[start]
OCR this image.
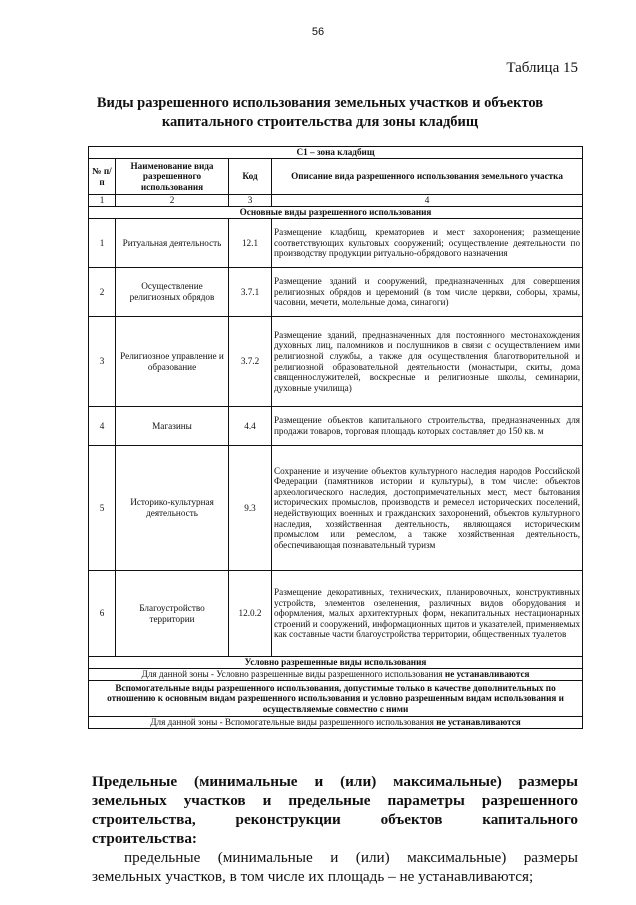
56
Таблица 15
Виды разрешенного использования земельных участков и объектов
капитального строительства для зоны кладбищ
С1 – зона кладбищ			
№ п/п	Наименование вида разрешенного использования	Код	Описание вида разрешенного использования земельного участка
1	2	3	4
Основные виды разрешенного использования			
1	Ритуальная деятельность	12.1	Размещение кладбищ, крематориев и мест захоронения; размещение соответствующих культовых сооружений; осуществление деятельности по производству продукции ритуально-обрядового назначения
2	Осуществление религиозных обрядов	3.7.1	Размещение зданий и сооружений, предназначенных для совершения религиозных обрядов и церемоний (в том числе церкви, соборы, храмы, часовни, мечети, молельные дома, синагоги)
3	Религиозное управление и образование	3.7.2	Размещение зданий, предназначенных для постоянного местонахождения духовных лиц, паломников и послушников в связи с осуществлением ими религиозной службы, а также для осуществления благотворительной и религиозной образовательной деятельности (монастыри, скиты, дома священнослужителей, воскресные и религиозные школы, семинарии, духовные училища)
4	Магазины	4.4	Размещение объектов капитального строительства, предназначенных для продажи товаров, торговая площадь которых составляет до 150 кв. м
5	Историко-культурная деятельность	9.3	Сохранение и изучение объектов культурного наследия народов Российской Федерации (памятников истории и культуры), в том числе: объектов археологического наследия, достопримечательных мест, мест бытования исторических промыслов, производств и ремесел исторических поселений, недействующих военных и гражданских захоронений, объектов культурного наследия, хозяйственная деятельность, являющаяся историческим промыслом или ремеслом, а также хозяйственная деятельность, обеспечивающая познавательный туризм
6	Благоустройство территории	12.0.2	Размещение декоративных, технических, планировочных, конструктивных устройств, элементов озеленения, различных видов оборудования и оформления, малых архитектурных форм, некапитальных нестационарных строений и сооружений, информационных щитов и указателей, применяемых как составные части благоустройства территории, общественных туалетов
Условно разрешенные виды использования			
Для данной зоны - Условно разрешенные виды разрешенного использования не устанавливаются			
Вспомогательные виды разрешенного использования, допустимые только в качестве дополнительных по отношению к основным видам разрешенного использования и условно разрешенным видам использования и осуществляемые совместно с ними			
Для данной зоны - Вспомогательные виды разрешенного использования не устанавливаются			
Предельные (минимальные и (или) максимальные) размеры земельных участков и предельные параметры разрешенного строительства, реконструкции объектов капитального строительства:
предельные (минимальные и (или) максимальные) размеры земельных участков, в том числе их площадь – не устанавливаются;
[end]
GIVEN INSTRUCTION:
Give all the lines above again, character for character, without pictures.

ANSWER IN FULL:
OCR this image.
56
Таблица 15
Виды разрешенного использования земельных участков и объектов
капитального строительства для зоны кладбищ
С1 – зона кладбищ			
№ п/п	Наименование вида разрешенного использования	Код	Описание вида разрешенного использования земельного участка
1	2	3	4
Основные виды разрешенного использования			
1	Ритуальная деятельность	12.1	Размещение кладбищ, крематориев и мест захоронения; размещение соответствующих культовых сооружений; осуществление деятельности по производству продукции ритуально-обрядового назначения
2	Осуществление религиозных обрядов	3.7.1	Размещение зданий и сооружений, предназначенных для совершения религиозных обрядов и церемоний (в том числе церкви, соборы, храмы, часовни, мечети, молельные дома, синагоги)
3	Религиозное управление и образование	3.7.2	Размещение зданий, предназначенных для постоянного местонахождения духовных лиц, паломников и послушников в связи с осуществлением ими религиозной службы, а также для осуществления благотворительной и религиозной образовательной деятельности (монастыри, скиты, дома священнослужителей, воскресные и религиозные школы, семинарии, духовные училища)
4	Магазины	4.4	Размещение объектов капитального строительства, предназначенных для продажи товаров, торговая площадь которых составляет до 150 кв. м
5	Историко-культурная деятельность	9.3	Сохранение и изучение объектов культурного наследия народов Российской Федерации (памятников истории и культуры), в том числе: объектов археологического наследия, достопримечательных мест, мест бытования исторических промыслов, производств и ремесел исторических поселений, недействующих военных и гражданских захоронений, объектов культурного наследия, хозяйственная деятельность, являющаяся историческим промыслом или ремеслом, а также хозяйственная деятельность, обеспечивающая познавательный туризм
6	Благоустройство территории	12.0.2	Размещение декоративных, технических, планировочных, конструктивных устройств, элементов озеленения, различных видов оборудования и оформления, малых архитектурных форм, некапитальных нестационарных строений и сооружений, информационных щитов и указателей, применяемых как составные части благоустройства территории, общественных туалетов
Условно разрешенные виды использования			
Для данной зоны - Условно разрешенные виды разрешенного использования не устанавливаются			
Вспомогательные виды разрешенного использования, допустимые только в качестве дополнительных по отношению к основным видам разрешенного использования и условно разрешенным видам использования и осуществляемые совместно с ними			
Для данной зоны - Вспомогательные виды разрешенного использования не устанавливаются			
Предельные (минимальные и (или) максимальные) размеры земельных участков и предельные параметры разрешенного строительства, реконструкции объектов капитального строительства:
предельные (минимальные и (или) максимальные) размеры земельных участков, в том числе их площадь – не устанавливаются;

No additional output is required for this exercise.